SHORT PROBLEM – Every entry must be repeated exactly. Exclude all pictures.

Dataset entries on figures –
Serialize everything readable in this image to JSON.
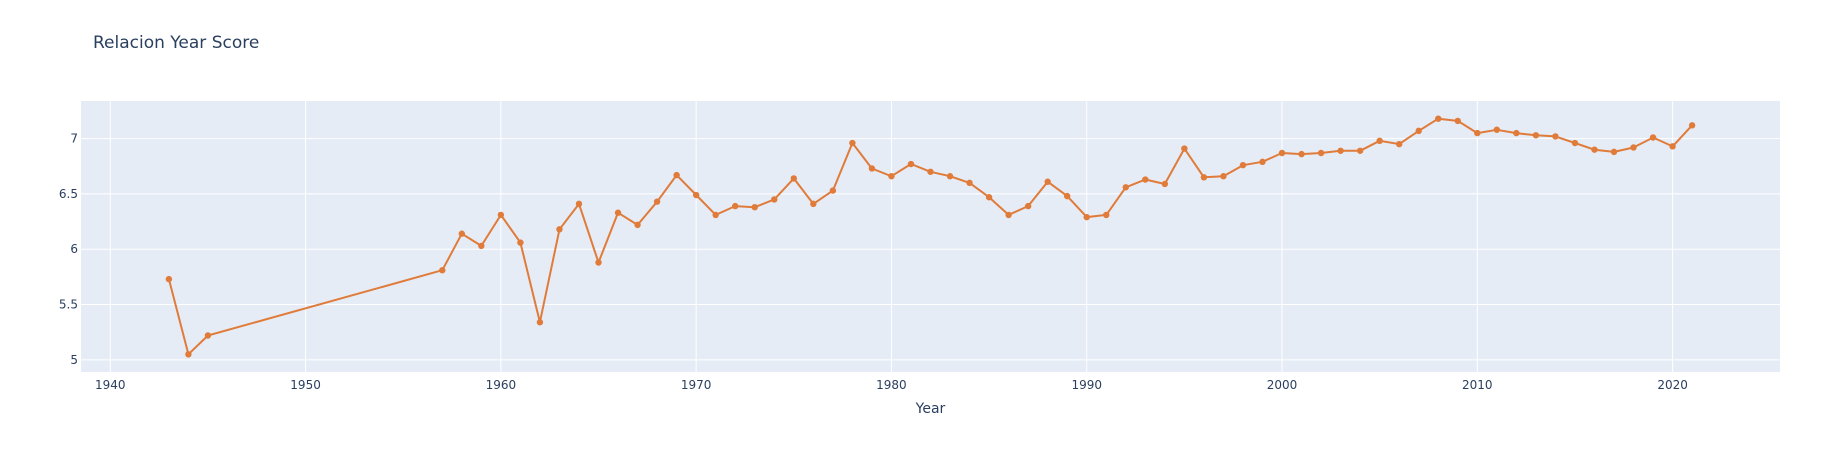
{
  "chart_data": {
    "type": "line",
    "title": "Relacion Year Score",
    "xlabel": "Year",
    "ylabel": "",
    "xlim": [
      1938.5,
      2025.5
    ],
    "ylim": [
      4.89,
      7.34
    ],
    "xticks": [
      1940,
      1950,
      1960,
      1970,
      1980,
      1990,
      2000,
      2010,
      2020
    ],
    "yticks": [
      5,
      5.5,
      6,
      6.5,
      7
    ],
    "yticklabels": [
      "5",
      "5.5",
      "6",
      "6.5",
      "7"
    ],
    "grid": true,
    "colors": {
      "line": "#e07b39",
      "plot_bg": "#e5ecf6",
      "grid": "#ffffff",
      "text": "#2a3f5f"
    },
    "series": [
      {
        "x": [
          1943,
          1944,
          1945,
          1957,
          1958,
          1959,
          1960,
          1961,
          1962,
          1963,
          1964,
          1965,
          1966,
          1967,
          1968,
          1969,
          1970,
          1971,
          1972,
          1973,
          1974,
          1975,
          1976,
          1977,
          1978,
          1979,
          1980,
          1981,
          1982,
          1983,
          1984,
          1985,
          1986,
          1987,
          1988,
          1989,
          1990,
          1991,
          1992,
          1993,
          1994,
          1995,
          1996,
          1997,
          1998,
          1999,
          2000,
          2001,
          2002,
          2003,
          2004,
          2005,
          2006,
          2007,
          2008,
          2009,
          2010,
          2011,
          2012,
          2013,
          2014,
          2015,
          2016,
          2017,
          2018,
          2019,
          2020,
          2021
        ],
        "values": [
          5.73,
          5.05,
          5.22,
          5.81,
          6.14,
          6.03,
          6.31,
          6.06,
          5.34,
          6.18,
          6.41,
          5.88,
          6.33,
          6.22,
          6.43,
          6.67,
          6.49,
          6.31,
          6.39,
          6.38,
          6.45,
          6.64,
          6.41,
          6.53,
          6.96,
          6.73,
          6.66,
          6.77,
          6.7,
          6.66,
          6.6,
          6.47,
          6.31,
          6.39,
          6.61,
          6.48,
          6.29,
          6.31,
          6.56,
          6.63,
          6.59,
          6.91,
          6.65,
          6.66,
          6.76,
          6.79,
          6.87,
          6.86,
          6.87,
          6.89,
          6.89,
          6.98,
          6.95,
          7.07,
          7.18,
          7.16,
          7.05,
          7.08,
          7.05,
          7.03,
          7.02,
          6.96,
          6.9,
          6.88,
          6.92,
          7.01,
          6.93,
          7.12
        ]
      }
    ]
  }
}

RESPONSE –
Serialize everything readable in this image to JSON.
{
  "chart_data": {
    "type": "line",
    "title": "Relacion Year Score",
    "xlabel": "Year",
    "ylabel": "",
    "xlim": [
      1938.5,
      2025.5
    ],
    "ylim": [
      4.89,
      7.34
    ],
    "xticks": [
      1940,
      1950,
      1960,
      1970,
      1980,
      1990,
      2000,
      2010,
      2020
    ],
    "yticks": [
      5,
      5.5,
      6,
      6.5,
      7
    ],
    "yticklabels": [
      "5",
      "5.5",
      "6",
      "6.5",
      "7"
    ],
    "grid": true,
    "colors": {
      "line": "#e07b39",
      "plot_bg": "#e5ecf6",
      "grid": "#ffffff",
      "text": "#2a3f5f"
    },
    "series": [
      {
        "x": [
          1943,
          1944,
          1945,
          1957,
          1958,
          1959,
          1960,
          1961,
          1962,
          1963,
          1964,
          1965,
          1966,
          1967,
          1968,
          1969,
          1970,
          1971,
          1972,
          1973,
          1974,
          1975,
          1976,
          1977,
          1978,
          1979,
          1980,
          1981,
          1982,
          1983,
          1984,
          1985,
          1986,
          1987,
          1988,
          1989,
          1990,
          1991,
          1992,
          1993,
          1994,
          1995,
          1996,
          1997,
          1998,
          1999,
          2000,
          2001,
          2002,
          2003,
          2004,
          2005,
          2006,
          2007,
          2008,
          2009,
          2010,
          2011,
          2012,
          2013,
          2014,
          2015,
          2016,
          2017,
          2018,
          2019,
          2020,
          2021
        ],
        "values": [
          5.73,
          5.05,
          5.22,
          5.81,
          6.14,
          6.03,
          6.31,
          6.06,
          5.34,
          6.18,
          6.41,
          5.88,
          6.33,
          6.22,
          6.43,
          6.67,
          6.49,
          6.31,
          6.39,
          6.38,
          6.45,
          6.64,
          6.41,
          6.53,
          6.96,
          6.73,
          6.66,
          6.77,
          6.7,
          6.66,
          6.6,
          6.47,
          6.31,
          6.39,
          6.61,
          6.48,
          6.29,
          6.31,
          6.56,
          6.63,
          6.59,
          6.91,
          6.65,
          6.66,
          6.76,
          6.79,
          6.87,
          6.86,
          6.87,
          6.89,
          6.89,
          6.98,
          6.95,
          7.07,
          7.18,
          7.16,
          7.05,
          7.08,
          7.05,
          7.03,
          7.02,
          6.96,
          6.9,
          6.88,
          6.92,
          7.01,
          6.93,
          7.12
        ]
      }
    ]
  }
}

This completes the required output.